Collected data entries

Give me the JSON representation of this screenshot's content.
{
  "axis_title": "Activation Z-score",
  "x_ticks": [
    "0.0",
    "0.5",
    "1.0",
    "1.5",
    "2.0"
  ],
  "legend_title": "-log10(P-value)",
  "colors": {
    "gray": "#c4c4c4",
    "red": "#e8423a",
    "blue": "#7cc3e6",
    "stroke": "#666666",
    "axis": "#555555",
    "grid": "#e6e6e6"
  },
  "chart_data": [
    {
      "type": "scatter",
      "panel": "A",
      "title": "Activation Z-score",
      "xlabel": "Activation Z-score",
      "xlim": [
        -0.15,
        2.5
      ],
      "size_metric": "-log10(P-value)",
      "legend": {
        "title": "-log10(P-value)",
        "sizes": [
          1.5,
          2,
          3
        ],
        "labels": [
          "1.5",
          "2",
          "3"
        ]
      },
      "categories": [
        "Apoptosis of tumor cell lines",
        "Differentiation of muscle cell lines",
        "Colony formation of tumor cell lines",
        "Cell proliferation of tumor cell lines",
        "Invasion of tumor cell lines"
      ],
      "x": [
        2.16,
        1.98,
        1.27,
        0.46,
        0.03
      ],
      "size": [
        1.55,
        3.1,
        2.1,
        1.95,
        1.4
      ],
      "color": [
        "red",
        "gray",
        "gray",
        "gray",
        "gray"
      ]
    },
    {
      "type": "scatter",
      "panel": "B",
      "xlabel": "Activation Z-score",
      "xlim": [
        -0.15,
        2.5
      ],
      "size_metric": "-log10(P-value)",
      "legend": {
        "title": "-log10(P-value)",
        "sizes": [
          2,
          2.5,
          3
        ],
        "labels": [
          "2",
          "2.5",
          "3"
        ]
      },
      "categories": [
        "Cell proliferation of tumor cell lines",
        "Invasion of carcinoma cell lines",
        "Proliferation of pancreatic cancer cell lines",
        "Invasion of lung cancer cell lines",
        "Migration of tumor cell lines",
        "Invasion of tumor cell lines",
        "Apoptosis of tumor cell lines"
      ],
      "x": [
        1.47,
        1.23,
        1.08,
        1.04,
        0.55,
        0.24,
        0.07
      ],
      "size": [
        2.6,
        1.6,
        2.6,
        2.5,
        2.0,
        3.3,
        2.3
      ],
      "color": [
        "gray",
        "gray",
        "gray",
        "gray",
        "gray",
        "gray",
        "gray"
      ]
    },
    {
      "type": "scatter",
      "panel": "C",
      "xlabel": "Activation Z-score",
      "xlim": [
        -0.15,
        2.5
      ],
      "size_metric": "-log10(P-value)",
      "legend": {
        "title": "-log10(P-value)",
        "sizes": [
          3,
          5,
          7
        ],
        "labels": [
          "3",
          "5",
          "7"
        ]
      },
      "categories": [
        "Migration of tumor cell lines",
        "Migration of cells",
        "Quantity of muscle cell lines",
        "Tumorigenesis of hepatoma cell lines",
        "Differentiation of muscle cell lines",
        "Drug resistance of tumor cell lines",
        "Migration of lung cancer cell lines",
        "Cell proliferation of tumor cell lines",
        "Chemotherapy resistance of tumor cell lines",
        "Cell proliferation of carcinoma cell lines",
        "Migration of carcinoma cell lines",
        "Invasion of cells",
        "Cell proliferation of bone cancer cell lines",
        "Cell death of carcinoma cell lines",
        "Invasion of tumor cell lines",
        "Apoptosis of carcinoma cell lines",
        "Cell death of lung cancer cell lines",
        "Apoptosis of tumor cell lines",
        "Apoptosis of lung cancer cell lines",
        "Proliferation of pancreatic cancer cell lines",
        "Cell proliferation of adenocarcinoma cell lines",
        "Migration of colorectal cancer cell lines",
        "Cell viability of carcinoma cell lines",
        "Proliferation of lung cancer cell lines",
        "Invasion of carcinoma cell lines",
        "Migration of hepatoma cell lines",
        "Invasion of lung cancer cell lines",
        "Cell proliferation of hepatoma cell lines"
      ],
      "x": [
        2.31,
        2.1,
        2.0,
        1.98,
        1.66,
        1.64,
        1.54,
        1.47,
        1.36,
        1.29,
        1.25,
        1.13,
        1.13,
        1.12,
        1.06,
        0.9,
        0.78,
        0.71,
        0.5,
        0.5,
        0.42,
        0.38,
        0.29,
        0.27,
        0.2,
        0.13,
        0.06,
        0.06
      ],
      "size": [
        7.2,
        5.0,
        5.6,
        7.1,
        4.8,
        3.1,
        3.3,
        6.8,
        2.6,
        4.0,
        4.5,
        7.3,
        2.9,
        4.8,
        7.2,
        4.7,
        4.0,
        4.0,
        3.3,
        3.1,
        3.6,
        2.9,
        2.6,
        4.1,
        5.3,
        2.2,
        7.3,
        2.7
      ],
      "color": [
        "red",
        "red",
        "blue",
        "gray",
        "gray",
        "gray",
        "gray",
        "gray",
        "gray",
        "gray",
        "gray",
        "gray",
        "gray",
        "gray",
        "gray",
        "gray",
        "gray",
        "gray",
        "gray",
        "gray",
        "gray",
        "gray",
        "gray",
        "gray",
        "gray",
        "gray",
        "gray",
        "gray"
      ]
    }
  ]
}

_Task brief_
Return a faithful copy of all the records above.

_Written solution_
Give me the JSON representation of this screenshot's content.
{
  "axis_title": "Activation Z-score",
  "x_ticks": [
    "0.0",
    "0.5",
    "1.0",
    "1.5",
    "2.0"
  ],
  "legend_title": "-log10(P-value)",
  "colors": {
    "gray": "#c4c4c4",
    "red": "#e8423a",
    "blue": "#7cc3e6",
    "stroke": "#666666",
    "axis": "#555555",
    "grid": "#e6e6e6"
  },
  "chart_data": [
    {
      "type": "scatter",
      "panel": "A",
      "title": "Activation Z-score",
      "xlabel": "Activation Z-score",
      "xlim": [
        -0.15,
        2.5
      ],
      "size_metric": "-log10(P-value)",
      "legend": {
        "title": "-log10(P-value)",
        "sizes": [
          1.5,
          2,
          3
        ],
        "labels": [
          "1.5",
          "2",
          "3"
        ]
      },
      "categories": [
        "Apoptosis of tumor cell lines",
        "Differentiation of muscle cell lines",
        "Colony formation of tumor cell lines",
        "Cell proliferation of tumor cell lines",
        "Invasion of tumor cell lines"
      ],
      "x": [
        2.16,
        1.98,
        1.27,
        0.46,
        0.03
      ],
      "size": [
        1.55,
        3.1,
        2.1,
        1.95,
        1.4
      ],
      "color": [
        "red",
        "gray",
        "gray",
        "gray",
        "gray"
      ]
    },
    {
      "type": "scatter",
      "panel": "B",
      "xlabel": "Activation Z-score",
      "xlim": [
        -0.15,
        2.5
      ],
      "size_metric": "-log10(P-value)",
      "legend": {
        "title": "-log10(P-value)",
        "sizes": [
          2,
          2.5,
          3
        ],
        "labels": [
          "2",
          "2.5",
          "3"
        ]
      },
      "categories": [
        "Cell proliferation of tumor cell lines",
        "Invasion of carcinoma cell lines",
        "Proliferation of pancreatic cancer cell lines",
        "Invasion of lung cancer cell lines",
        "Migration of tumor cell lines",
        "Invasion of tumor cell lines",
        "Apoptosis of tumor cell lines"
      ],
      "x": [
        1.47,
        1.23,
        1.08,
        1.04,
        0.55,
        0.24,
        0.07
      ],
      "size": [
        2.6,
        1.6,
        2.6,
        2.5,
        2.0,
        3.3,
        2.3
      ],
      "color": [
        "gray",
        "gray",
        "gray",
        "gray",
        "gray",
        "gray",
        "gray"
      ]
    },
    {
      "type": "scatter",
      "panel": "C",
      "xlabel": "Activation Z-score",
      "xlim": [
        -0.15,
        2.5
      ],
      "size_metric": "-log10(P-value)",
      "legend": {
        "title": "-log10(P-value)",
        "sizes": [
          3,
          5,
          7
        ],
        "labels": [
          "3",
          "5",
          "7"
        ]
      },
      "categories": [
        "Migration of tumor cell lines",
        "Migration of cells",
        "Quantity of muscle cell lines",
        "Tumorigenesis of hepatoma cell lines",
        "Differentiation of muscle cell lines",
        "Drug resistance of tumor cell lines",
        "Migration of lung cancer cell lines",
        "Cell proliferation of tumor cell lines",
        "Chemotherapy resistance of tumor cell lines",
        "Cell proliferation of carcinoma cell lines",
        "Migration of carcinoma cell lines",
        "Invasion of cells",
        "Cell proliferation of bone cancer cell lines",
        "Cell death of carcinoma cell lines",
        "Invasion of tumor cell lines",
        "Apoptosis of carcinoma cell lines",
        "Cell death of lung cancer cell lines",
        "Apoptosis of tumor cell lines",
        "Apoptosis of lung cancer cell lines",
        "Proliferation of pancreatic cancer cell lines",
        "Cell proliferation of adenocarcinoma cell lines",
        "Migration of colorectal cancer cell lines",
        "Cell viability of carcinoma cell lines",
        "Proliferation of lung cancer cell lines",
        "Invasion of carcinoma cell lines",
        "Migration of hepatoma cell lines",
        "Invasion of lung cancer cell lines",
        "Cell proliferation of hepatoma cell lines"
      ],
      "x": [
        2.31,
        2.1,
        2.0,
        1.98,
        1.66,
        1.64,
        1.54,
        1.47,
        1.36,
        1.29,
        1.25,
        1.13,
        1.13,
        1.12,
        1.06,
        0.9,
        0.78,
        0.71,
        0.5,
        0.5,
        0.42,
        0.38,
        0.29,
        0.27,
        0.2,
        0.13,
        0.06,
        0.06
      ],
      "size": [
        7.2,
        5.0,
        5.6,
        7.1,
        4.8,
        3.1,
        3.3,
        6.8,
        2.6,
        4.0,
        4.5,
        7.3,
        2.9,
        4.8,
        7.2,
        4.7,
        4.0,
        4.0,
        3.3,
        3.1,
        3.6,
        2.9,
        2.6,
        4.1,
        5.3,
        2.2,
        7.3,
        2.7
      ],
      "color": [
        "red",
        "red",
        "blue",
        "gray",
        "gray",
        "gray",
        "gray",
        "gray",
        "gray",
        "gray",
        "gray",
        "gray",
        "gray",
        "gray",
        "gray",
        "gray",
        "gray",
        "gray",
        "gray",
        "gray",
        "gray",
        "gray",
        "gray",
        "gray",
        "gray",
        "gray",
        "gray",
        "gray"
      ]
    }
  ]
}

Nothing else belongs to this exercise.